Start of Data records

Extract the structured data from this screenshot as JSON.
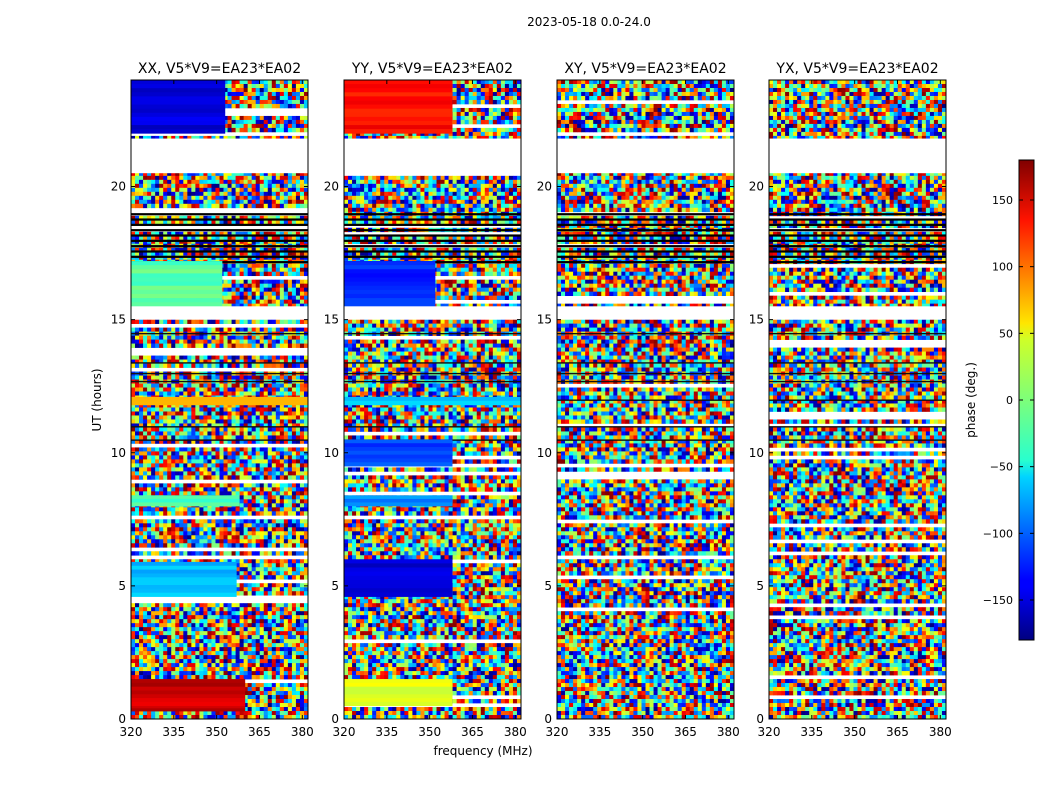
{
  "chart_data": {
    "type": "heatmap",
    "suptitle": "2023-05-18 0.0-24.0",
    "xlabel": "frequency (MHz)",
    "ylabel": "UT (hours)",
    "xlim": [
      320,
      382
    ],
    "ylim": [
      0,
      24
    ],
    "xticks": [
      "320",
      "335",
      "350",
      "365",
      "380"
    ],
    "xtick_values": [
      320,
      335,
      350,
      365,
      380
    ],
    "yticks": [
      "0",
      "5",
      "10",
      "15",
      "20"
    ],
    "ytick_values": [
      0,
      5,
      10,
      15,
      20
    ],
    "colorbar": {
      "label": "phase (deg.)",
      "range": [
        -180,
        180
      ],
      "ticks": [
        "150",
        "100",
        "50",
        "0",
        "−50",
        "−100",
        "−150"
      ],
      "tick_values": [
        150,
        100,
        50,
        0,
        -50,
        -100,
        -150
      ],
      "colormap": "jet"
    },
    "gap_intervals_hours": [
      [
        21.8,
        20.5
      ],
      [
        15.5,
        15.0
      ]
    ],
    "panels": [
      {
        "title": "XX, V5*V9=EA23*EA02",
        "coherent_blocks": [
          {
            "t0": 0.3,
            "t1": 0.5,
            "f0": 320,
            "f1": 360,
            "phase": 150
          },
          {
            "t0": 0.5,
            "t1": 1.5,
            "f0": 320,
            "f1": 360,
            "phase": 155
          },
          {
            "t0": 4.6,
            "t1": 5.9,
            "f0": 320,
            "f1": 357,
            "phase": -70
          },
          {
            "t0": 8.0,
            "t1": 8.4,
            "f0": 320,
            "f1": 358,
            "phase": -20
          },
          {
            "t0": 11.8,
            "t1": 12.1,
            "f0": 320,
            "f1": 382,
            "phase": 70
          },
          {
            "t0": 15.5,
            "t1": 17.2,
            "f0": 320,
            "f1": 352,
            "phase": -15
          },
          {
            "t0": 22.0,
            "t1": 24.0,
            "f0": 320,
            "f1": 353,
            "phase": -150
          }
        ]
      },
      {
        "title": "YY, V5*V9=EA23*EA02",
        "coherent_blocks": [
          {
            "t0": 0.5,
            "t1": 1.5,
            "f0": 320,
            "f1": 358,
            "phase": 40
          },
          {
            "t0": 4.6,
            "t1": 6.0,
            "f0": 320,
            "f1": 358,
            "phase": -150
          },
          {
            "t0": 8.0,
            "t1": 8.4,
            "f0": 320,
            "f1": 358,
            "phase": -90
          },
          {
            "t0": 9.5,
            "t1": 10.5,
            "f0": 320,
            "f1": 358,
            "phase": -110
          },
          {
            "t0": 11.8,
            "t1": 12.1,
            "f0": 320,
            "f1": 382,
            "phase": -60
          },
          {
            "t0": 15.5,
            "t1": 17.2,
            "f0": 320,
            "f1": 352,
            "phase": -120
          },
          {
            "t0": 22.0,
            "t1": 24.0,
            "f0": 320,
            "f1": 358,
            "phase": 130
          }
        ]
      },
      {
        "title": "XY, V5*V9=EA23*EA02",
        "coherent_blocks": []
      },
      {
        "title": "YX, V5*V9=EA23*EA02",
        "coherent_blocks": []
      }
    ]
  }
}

End of Data records
Start of Data records

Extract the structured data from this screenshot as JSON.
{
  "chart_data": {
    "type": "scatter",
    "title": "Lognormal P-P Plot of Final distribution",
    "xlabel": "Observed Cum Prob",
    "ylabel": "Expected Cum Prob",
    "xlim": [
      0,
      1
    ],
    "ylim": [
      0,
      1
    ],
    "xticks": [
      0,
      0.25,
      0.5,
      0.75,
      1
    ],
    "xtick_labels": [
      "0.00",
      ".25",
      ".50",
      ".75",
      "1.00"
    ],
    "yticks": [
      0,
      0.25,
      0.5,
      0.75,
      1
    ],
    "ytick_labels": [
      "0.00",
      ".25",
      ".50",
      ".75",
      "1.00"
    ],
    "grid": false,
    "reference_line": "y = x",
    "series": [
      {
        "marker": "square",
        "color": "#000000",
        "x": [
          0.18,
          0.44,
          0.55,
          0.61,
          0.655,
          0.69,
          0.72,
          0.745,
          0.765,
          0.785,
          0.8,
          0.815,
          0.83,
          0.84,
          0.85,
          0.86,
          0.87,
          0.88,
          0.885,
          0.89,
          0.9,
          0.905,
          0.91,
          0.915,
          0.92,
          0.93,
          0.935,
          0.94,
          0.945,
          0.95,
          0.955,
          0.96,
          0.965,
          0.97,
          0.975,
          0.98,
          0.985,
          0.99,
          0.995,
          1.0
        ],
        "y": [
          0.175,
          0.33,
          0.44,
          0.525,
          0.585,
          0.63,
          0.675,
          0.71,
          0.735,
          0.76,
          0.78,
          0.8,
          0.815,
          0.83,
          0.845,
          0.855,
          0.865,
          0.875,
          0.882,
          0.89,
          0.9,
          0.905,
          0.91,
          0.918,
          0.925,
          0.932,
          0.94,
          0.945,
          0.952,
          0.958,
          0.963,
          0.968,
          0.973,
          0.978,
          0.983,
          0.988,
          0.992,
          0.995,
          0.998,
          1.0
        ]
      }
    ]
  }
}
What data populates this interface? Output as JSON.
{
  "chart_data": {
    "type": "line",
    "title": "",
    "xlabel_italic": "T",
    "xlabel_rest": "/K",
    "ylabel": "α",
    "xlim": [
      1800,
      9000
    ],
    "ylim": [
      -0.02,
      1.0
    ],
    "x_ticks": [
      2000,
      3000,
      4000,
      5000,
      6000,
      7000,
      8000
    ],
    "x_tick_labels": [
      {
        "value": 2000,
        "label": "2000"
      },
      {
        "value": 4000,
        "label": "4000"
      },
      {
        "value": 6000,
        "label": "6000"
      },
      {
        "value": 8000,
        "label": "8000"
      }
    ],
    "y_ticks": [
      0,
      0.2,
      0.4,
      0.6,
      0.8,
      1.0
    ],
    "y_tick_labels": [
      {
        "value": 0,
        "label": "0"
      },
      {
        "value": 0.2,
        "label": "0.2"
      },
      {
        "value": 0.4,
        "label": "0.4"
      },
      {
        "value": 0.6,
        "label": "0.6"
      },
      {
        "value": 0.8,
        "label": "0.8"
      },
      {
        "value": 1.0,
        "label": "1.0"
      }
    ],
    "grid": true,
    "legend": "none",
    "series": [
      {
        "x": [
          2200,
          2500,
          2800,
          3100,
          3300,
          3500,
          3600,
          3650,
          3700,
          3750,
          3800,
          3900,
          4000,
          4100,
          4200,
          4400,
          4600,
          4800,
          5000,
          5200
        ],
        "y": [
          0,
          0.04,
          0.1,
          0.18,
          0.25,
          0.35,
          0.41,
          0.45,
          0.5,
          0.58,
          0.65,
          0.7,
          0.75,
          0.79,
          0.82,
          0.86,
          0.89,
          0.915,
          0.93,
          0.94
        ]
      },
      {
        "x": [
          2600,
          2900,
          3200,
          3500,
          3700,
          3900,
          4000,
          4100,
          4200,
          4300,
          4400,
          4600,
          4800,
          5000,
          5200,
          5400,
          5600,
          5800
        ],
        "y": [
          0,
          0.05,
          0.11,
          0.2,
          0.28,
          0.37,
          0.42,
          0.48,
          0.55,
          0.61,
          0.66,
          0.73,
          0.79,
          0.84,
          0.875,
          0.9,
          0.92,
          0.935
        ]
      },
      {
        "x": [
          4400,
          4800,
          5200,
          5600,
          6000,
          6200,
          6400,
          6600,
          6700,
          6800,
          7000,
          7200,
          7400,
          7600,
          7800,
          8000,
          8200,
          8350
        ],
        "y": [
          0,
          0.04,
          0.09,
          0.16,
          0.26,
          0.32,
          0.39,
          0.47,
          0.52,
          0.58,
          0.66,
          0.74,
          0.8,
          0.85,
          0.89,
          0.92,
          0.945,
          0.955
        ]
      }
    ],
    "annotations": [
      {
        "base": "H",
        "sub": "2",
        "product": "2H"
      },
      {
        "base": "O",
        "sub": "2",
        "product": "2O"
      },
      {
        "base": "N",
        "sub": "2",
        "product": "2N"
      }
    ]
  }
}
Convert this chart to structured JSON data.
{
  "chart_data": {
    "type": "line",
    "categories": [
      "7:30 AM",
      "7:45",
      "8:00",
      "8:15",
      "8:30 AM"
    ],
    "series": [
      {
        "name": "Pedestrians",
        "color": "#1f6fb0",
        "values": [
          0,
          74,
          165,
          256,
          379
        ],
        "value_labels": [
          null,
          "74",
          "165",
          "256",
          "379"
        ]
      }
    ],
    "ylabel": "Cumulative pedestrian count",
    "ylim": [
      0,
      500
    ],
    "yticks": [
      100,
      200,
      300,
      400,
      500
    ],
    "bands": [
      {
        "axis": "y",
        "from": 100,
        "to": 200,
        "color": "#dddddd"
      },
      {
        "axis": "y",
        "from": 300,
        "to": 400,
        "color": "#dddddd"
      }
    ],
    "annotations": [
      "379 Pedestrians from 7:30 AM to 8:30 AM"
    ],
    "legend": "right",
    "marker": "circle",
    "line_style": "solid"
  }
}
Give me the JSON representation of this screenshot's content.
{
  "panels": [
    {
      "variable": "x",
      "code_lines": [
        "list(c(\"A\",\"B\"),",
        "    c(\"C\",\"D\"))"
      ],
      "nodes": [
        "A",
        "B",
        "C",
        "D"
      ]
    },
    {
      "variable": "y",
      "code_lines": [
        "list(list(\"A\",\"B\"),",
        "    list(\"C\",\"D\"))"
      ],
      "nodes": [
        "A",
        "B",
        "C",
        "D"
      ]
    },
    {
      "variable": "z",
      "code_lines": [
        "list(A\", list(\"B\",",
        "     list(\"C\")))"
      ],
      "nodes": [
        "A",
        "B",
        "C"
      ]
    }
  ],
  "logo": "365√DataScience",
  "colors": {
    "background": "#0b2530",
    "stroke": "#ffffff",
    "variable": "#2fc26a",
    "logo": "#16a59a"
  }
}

End of Data records

■ **Work to complete**:
Go through the records and copy each line with "JSON" in it.

■ **Response below**:
Extract the structured data from this screenshot as JSON.
Extract the structured data from this screenshot as JSON.
What data populates this interface? Output as JSON.
Convert this chart to structured JSON data.
Give me the JSON representation of this screenshot's content.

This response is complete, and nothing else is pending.